## Problem statement
Which lines in the records below contain the word "MACD"? Copy each of them.

________________

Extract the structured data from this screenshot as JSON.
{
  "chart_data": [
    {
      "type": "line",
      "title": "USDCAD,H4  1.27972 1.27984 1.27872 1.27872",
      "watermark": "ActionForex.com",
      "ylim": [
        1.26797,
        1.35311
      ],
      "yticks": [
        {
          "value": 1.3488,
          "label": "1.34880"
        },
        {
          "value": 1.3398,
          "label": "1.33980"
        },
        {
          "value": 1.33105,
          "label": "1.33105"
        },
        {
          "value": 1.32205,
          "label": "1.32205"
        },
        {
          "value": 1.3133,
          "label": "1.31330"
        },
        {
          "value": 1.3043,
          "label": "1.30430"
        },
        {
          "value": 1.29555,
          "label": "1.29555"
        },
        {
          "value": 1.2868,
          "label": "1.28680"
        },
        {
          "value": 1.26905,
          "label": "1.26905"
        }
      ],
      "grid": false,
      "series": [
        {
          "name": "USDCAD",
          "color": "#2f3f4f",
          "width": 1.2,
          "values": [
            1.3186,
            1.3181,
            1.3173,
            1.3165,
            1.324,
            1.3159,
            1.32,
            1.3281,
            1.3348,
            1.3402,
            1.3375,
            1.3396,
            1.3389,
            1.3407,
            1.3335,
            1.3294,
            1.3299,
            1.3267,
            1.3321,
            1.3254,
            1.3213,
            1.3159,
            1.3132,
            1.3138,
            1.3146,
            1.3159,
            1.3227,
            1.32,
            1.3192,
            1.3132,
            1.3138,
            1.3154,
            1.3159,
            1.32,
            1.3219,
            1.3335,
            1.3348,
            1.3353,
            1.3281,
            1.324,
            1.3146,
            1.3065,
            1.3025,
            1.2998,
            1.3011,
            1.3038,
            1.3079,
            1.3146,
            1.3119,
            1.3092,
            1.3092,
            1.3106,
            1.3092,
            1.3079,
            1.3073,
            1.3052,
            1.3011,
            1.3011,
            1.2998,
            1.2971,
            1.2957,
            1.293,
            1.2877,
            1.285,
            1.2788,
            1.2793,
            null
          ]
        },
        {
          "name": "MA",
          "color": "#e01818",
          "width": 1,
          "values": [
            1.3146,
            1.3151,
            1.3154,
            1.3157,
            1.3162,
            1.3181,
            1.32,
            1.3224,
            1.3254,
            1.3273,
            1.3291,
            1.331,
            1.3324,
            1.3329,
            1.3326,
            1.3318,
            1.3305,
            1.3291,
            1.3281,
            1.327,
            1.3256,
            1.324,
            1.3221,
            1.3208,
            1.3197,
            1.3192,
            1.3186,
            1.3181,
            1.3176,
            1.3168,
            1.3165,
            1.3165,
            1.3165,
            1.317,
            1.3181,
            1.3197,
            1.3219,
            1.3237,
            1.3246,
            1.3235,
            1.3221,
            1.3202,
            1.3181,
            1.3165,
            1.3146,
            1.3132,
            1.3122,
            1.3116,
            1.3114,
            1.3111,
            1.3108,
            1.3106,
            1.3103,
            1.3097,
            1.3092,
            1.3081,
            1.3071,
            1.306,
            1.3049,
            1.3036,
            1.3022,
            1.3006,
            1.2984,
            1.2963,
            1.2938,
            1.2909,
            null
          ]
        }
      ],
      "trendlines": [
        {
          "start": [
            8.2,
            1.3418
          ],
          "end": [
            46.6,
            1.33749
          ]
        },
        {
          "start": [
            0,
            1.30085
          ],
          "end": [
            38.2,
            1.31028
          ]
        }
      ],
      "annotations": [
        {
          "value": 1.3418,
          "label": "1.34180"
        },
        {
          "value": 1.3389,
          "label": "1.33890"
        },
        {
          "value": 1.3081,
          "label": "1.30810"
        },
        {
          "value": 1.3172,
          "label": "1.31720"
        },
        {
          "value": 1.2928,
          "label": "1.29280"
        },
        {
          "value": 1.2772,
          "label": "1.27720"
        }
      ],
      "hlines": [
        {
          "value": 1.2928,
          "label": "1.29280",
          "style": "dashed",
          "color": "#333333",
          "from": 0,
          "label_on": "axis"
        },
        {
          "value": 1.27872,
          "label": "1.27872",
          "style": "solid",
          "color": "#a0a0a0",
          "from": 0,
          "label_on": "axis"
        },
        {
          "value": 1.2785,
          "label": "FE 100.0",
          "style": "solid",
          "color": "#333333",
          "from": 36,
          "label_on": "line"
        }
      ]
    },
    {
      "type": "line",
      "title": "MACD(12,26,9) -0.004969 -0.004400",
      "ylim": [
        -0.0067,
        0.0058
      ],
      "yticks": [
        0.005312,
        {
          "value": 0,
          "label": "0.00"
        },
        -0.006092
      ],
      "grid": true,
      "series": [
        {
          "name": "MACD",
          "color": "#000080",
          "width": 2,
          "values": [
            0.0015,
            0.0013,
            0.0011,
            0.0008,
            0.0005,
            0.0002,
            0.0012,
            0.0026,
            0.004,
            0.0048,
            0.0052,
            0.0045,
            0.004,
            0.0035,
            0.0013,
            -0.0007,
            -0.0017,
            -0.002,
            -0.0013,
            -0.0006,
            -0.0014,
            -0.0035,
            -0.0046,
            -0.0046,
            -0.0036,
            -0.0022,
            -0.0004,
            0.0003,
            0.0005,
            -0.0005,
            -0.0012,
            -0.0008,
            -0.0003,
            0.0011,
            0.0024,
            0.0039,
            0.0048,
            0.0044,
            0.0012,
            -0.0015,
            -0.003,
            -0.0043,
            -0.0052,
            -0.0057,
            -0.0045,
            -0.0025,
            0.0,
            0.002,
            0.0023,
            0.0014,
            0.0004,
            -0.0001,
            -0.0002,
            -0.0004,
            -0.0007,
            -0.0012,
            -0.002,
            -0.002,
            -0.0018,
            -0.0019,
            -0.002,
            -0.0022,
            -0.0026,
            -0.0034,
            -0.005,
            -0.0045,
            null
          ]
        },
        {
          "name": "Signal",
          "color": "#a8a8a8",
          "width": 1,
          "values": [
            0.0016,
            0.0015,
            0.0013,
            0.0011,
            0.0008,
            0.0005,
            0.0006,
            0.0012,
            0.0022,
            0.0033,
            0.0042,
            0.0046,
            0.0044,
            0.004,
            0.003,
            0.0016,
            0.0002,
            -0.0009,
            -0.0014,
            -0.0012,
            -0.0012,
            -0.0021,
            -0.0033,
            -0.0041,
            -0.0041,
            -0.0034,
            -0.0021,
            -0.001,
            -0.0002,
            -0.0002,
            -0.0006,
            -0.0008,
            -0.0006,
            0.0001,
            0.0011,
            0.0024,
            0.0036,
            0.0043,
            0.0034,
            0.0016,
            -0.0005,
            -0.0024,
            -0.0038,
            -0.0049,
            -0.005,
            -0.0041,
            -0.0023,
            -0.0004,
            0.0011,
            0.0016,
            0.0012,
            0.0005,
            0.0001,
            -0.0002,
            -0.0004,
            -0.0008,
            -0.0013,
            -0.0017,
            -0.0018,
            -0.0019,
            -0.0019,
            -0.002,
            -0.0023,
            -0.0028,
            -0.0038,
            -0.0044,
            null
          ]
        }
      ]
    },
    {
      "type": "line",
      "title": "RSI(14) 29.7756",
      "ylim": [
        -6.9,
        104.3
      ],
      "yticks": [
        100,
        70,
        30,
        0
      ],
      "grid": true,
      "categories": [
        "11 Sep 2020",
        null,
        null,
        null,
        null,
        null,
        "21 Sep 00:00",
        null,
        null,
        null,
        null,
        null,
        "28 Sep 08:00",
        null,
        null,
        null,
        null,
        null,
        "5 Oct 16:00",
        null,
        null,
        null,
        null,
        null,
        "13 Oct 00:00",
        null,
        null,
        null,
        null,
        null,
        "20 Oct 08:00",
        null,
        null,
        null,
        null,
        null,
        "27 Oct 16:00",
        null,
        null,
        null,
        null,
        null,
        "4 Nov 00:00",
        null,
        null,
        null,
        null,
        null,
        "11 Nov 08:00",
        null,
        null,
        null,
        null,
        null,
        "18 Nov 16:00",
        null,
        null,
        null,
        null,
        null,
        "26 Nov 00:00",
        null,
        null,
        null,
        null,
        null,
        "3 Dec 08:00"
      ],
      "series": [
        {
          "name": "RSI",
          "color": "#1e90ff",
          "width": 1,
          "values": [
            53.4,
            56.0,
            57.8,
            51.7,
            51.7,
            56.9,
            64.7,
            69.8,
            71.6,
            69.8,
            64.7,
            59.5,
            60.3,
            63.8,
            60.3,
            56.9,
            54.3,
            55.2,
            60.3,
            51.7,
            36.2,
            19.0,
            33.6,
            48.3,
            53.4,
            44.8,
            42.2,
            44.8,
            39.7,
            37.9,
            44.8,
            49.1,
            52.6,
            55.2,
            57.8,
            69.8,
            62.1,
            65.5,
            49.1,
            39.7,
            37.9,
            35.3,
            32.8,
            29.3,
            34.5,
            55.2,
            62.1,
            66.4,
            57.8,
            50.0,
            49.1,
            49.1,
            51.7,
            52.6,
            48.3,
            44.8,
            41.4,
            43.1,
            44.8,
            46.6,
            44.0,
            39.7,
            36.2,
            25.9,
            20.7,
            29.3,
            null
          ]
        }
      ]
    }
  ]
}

________________

## Result for this exercise
      "title": "MACD(12,26,9) -0.004969 -0.004400",
          "name": "MACD",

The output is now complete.